(Data records)
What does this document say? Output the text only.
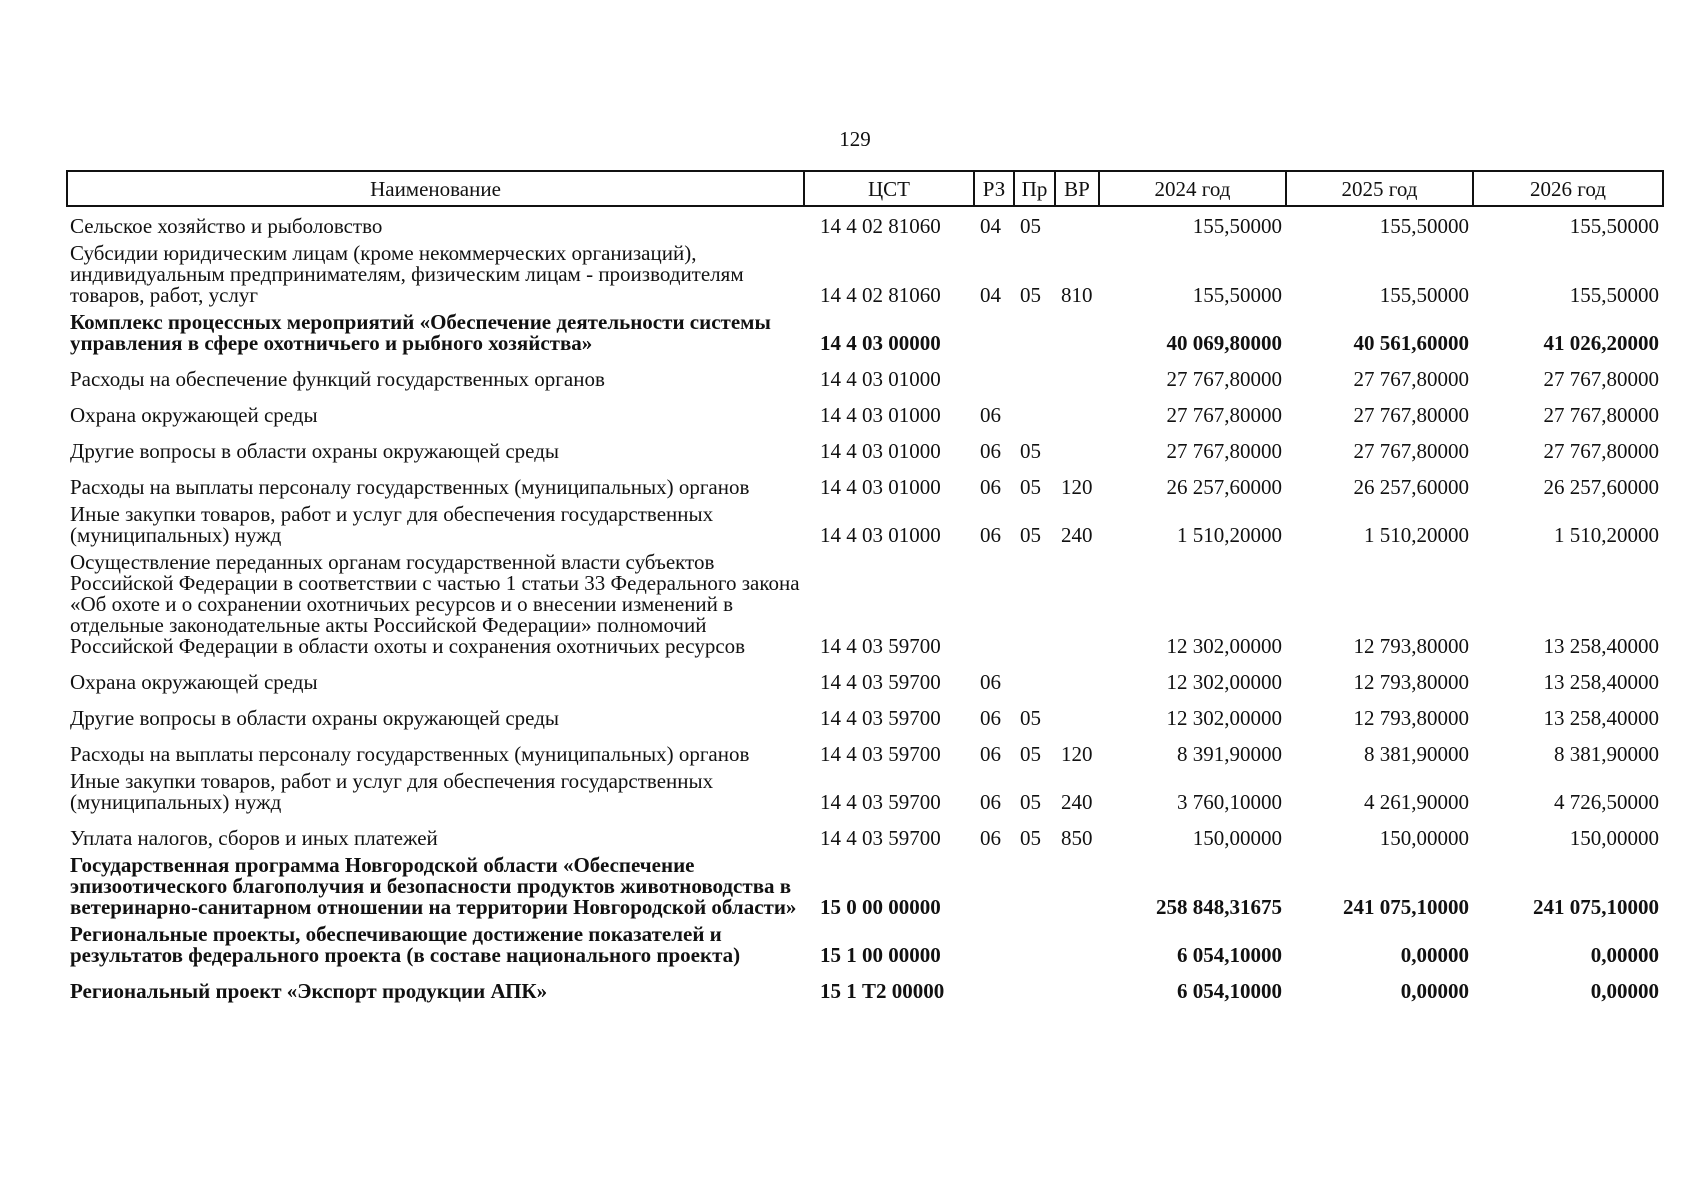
129
Наименование	ЦСТ	РЗ	Пр	ВР	2024 год	2025 год	2026 год
Сельское хозяйство и рыболовство	14 4 02 81060	04	05		155,50000	155,50000	155,50000
Субсидии юридическим лицам (кроме некоммерческих организаций), индивидуальным предпринимателям, физическим лицам - производителям товаров, работ, услуг	14 4 02 81060	04	05	810	155,50000	155,50000	155,50000
Комплекс процессных мероприятий «Обеспечение деятельности системы управления в сфере охотничьего и рыбного хозяйства»	14 4 03 00000				40 069,80000	40 561,60000	41 026,20000
Расходы на обеспечение функций государственных органов	14 4 03 01000				27 767,80000	27 767,80000	27 767,80000
Охрана окружающей среды	14 4 03 01000	06			27 767,80000	27 767,80000	27 767,80000
Другие вопросы в области охраны окружающей среды	14 4 03 01000	06	05		27 767,80000	27 767,80000	27 767,80000
Расходы на выплаты персоналу государственных (муниципальных) органов	14 4 03 01000	06	05	120	26 257,60000	26 257,60000	26 257,60000
Иные закупки товаров, работ и услуг для обеспечения государственных (муниципальных) нужд	14 4 03 01000	06	05	240	1 510,20000	1 510,20000	1 510,20000
Осуществление переданных органам государственной власти субъектов Российской Федерации в соответствии с частью 1 статьи 33 Федерального закона «Об охоте и о сохранении охотничьих ресурсов и о внесении изменений в отдельные законодательные акты Российской Федерации» полномочий Российской Федерации в области охоты и сохранения охотничьих ресурсов	14 4 03 59700				12 302,00000	12 793,80000	13 258,40000
Охрана окружающей среды	14 4 03 59700	06			12 302,00000	12 793,80000	13 258,40000
Другие вопросы в области охраны окружающей среды	14 4 03 59700	06	05		12 302,00000	12 793,80000	13 258,40000
Расходы на выплаты персоналу государственных (муниципальных) органов	14 4 03 59700	06	05	120	8 391,90000	8 381,90000	8 381,90000
Иные закупки товаров, работ и услуг для обеспечения государственных (муниципальных) нужд	14 4 03 59700	06	05	240	3 760,10000	4 261,90000	4 726,50000
Уплата налогов, сборов и иных платежей	14 4 03 59700	06	05	850	150,00000	150,00000	150,00000
Государственная программа Новгородской области «Обеспечение эпизоотического благополучия и безопасности продуктов животноводства в ветеринарно-санитарном отношении на территории Новгородской области»	15 0 00 00000				258 848,31675	241 075,10000	241 075,10000
Региональные проекты, обеспечивающие достижение показателей и результатов федерального проекта (в составе национального проекта)	15 1 00 00000				6 054,10000	0,00000	0,00000
Региональный проект «Экспорт продукции АПК»	15 1 Т2 00000				6 054,10000	0,00000	0,00000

# PROMPT
In the material above, how many lines hold the word "Иные"? Say only the number.

# SOLUTION TO THIS TASK
2